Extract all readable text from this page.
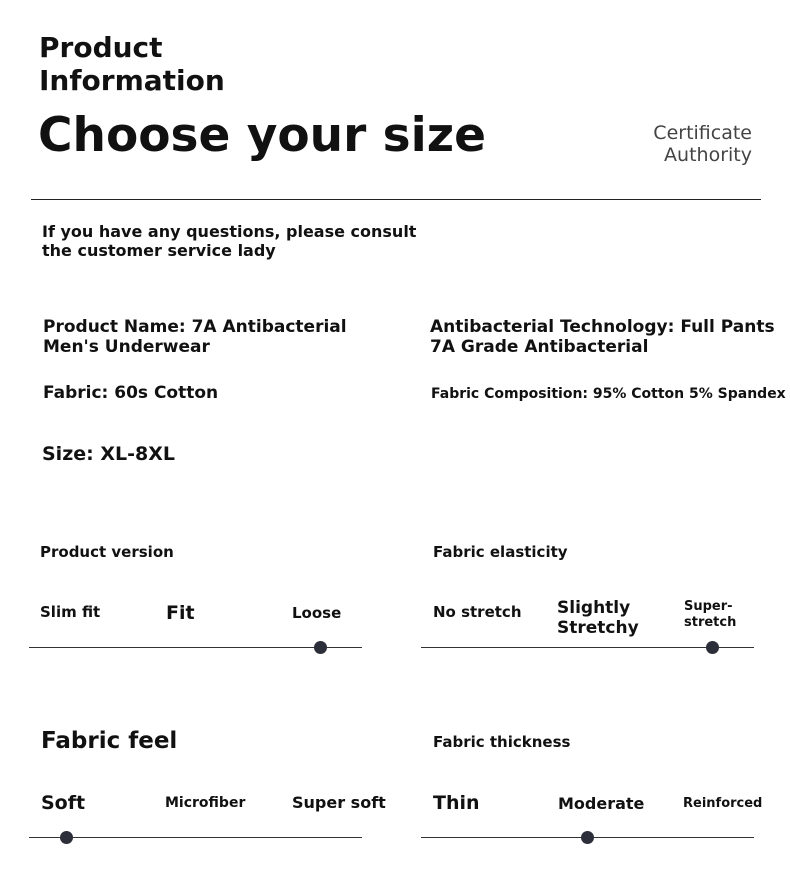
Product
Information
Choose your size	Certificate
Authority
If you have any questions, please consult the customer service lady
Product Name: 7A Antibacterial Men's Underwear
Antibacterial Technology: Full Pants 7A Grade Antibacterial
Fabric: 60s Cotton	Fabric Composition: 95% Cotton 5% Spandex
Size: XL-8XL
Product version
Slim fit	Fit	Loose
Fabric elasticity
No stretch Slightly Stretchy
Super-stretch
Fabric feel
Soft	Microfiber	Super soft
Fabric thickness
Thin	Moderate	Reinforced
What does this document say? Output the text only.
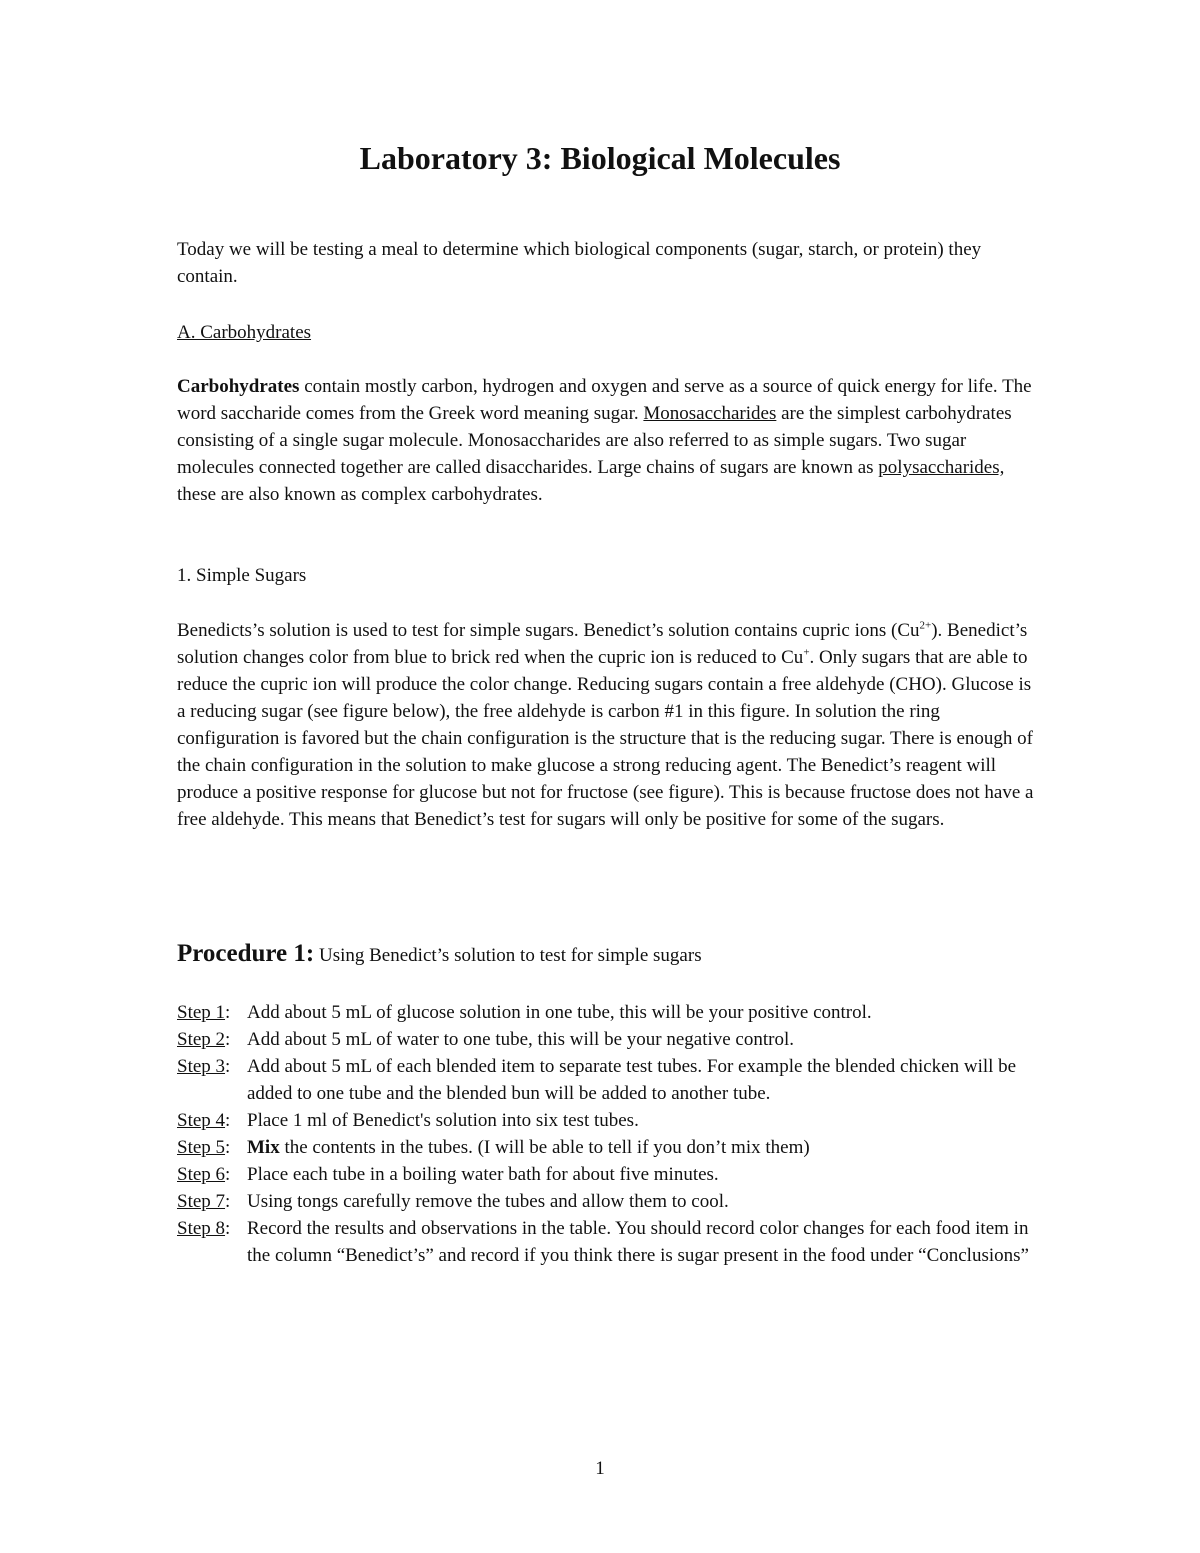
Laboratory 3: Biological Molecules

Today we will be testing a meal to determine which biological components (sugar, starch, or protein) they contain.

A. Carbohydrates

Carbohydrates contain mostly carbon, hydrogen and oxygen and serve as a source of quick energy for life. The word saccharide comes from the Greek word meaning sugar. Monosaccharides are the simplest carbohydrates consisting of a single sugar molecule. Monosaccharides are also referred to as simple sugars. Two sugar molecules connected together are called disaccharides. Large chains of sugars are known as polysaccharides, these are also known as complex carbohydrates.

1. Simple Sugars

Benedicts’s solution is used to test for simple sugars. Benedict’s solution contains cupric ions $(Cu^{2+})$. Benedict’s solution changes color from blue to brick red when the cupric ion is reduced to Cu+. Only sugars that are able to reduce the cupric ion will produce the color change. Reducing sugars contain a free aldehyde (CHO). Glucose is a reducing sugar (see figure below), the free aldehyde is carbon #1 in this figure. In solution the ring configuration is favored but the chain configuration is the structure that is the reducing sugar. There is enough of the chain configuration in the solution to make glucose a strong reducing agent. The Benedict’s reagent will produce a positive response for glucose but not for fructose (see figure). This is because fructose does not have a free aldehyde. This means that Benedict’s test for sugars will only be positive for some of the sugars.

Procedure 1: Using Benedict’s solution to test for simple sugars

Step 1: Add about 5 mL of glucose solution in one tube, this will be your positive control.
Step 2: Add about 5 mL of water to one tube, this will be your negative control.
Step 3: Add about 5 mL of each blended item to separate test tubes. For example the blended chicken will be added to one tube and the blended bun will be added to another tube.
Step 4: Place 1 ml of Benedict's solution into six test tubes.
Step 5: Mix the contents in the tubes. (I will be able to tell if you don’t mix them)
Step 6: Place each tube in a boiling water bath for about five minutes.
Step 7: Using tongs carefully remove the tubes and allow them to cool.
Step 8: Record the results and observations in the table. You should record color changes for each food item in the column “Benedict’s” and record if you think there is sugar present in the food under “Conclusions”
1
┄┄┄┄┄┄
> [What the exercise asks]:
Give back the data exactly, with no images.

> [Completed task]:
Extract all readable text from this page.
Product
Information
Choose your size	Certificate
Authority
If you have any questions, please consult the customer service lady
Product Name: 7A Antibacterial Men's Underwear
Antibacterial Technology: Full Pants 7A Grade Antibacterial
Fabric: 60s Cotton	Fabric Composition: 95% Cotton 5% Spandex
Size: XL-8XL
Product version
Slim fit	Fit	Loose
Fabric elasticity
No stretch Slightly Stretchy
Super-stretch
Fabric feel
Soft	Microfiber	Super soft
Fabric thickness
Thin	Moderate	Reinforced
What does this document say? Output the text only.
Laboratory 3: Biological Molecules

Today we will be testing a meal to determine which biological components (sugar, starch, or protein) they contain.

A. Carbohydrates

Carbohydrates contain mostly carbon, hydrogen and oxygen and serve as a source of quick energy for life. The word saccharide comes from the Greek word meaning sugar. Monosaccharides are the simplest carbohydrates consisting of a single sugar molecule. Monosaccharides are also referred to as simple sugars. Two sugar molecules connected together are called disaccharides. Large chains of sugars are known as polysaccharides, these are also known as complex carbohydrates.

1. Simple Sugars

Benedicts’s solution is used to test for simple sugars. Benedict’s solution contains cupric ions $(Cu^{2+})$. Benedict’s solution changes color from blue to brick red when the cupric ion is reduced to Cu+. Only sugars that are able to reduce the cupric ion will produce the color change. Reducing sugars contain a free aldehyde (CHO). Glucose is a reducing sugar (see figure below), the free aldehyde is carbon #1 in this figure. In solution the ring configuration is favored but the chain configuration is the structure that is the reducing sugar. There is enough of the chain configuration in the solution to make glucose a strong reducing agent. The Benedict’s reagent will produce a positive response for glucose but not for fructose (see figure). This is because fructose does not have a free aldehyde. This means that Benedict’s test for sugars will only be positive for some of the sugars.

Procedure 1: Using Benedict’s solution to test for simple sugars

Step 1: Add about 5 mL of glucose solution in one tube, this will be your positive control.
Step 2: Add about 5 mL of water to one tube, this will be your negative control.
Step 3: Add about 5 mL of each blended item to separate test tubes. For example the blended chicken will be added to one tube and the blended bun will be added to another tube.
Step 4: Place 1 ml of Benedict's solution into six test tubes.
Step 5: Mix the contents in the tubes. (I will be able to tell if you don’t mix them)
Step 6: Place each tube in a boiling water bath for about five minutes.
Step 7: Using tongs carefully remove the tubes and allow them to cool.
Step 8: Record the results and observations in the table. You should record color changes for each food item in the column “Benedict’s” and record if you think there is sugar present in the food under “Conclusions”
1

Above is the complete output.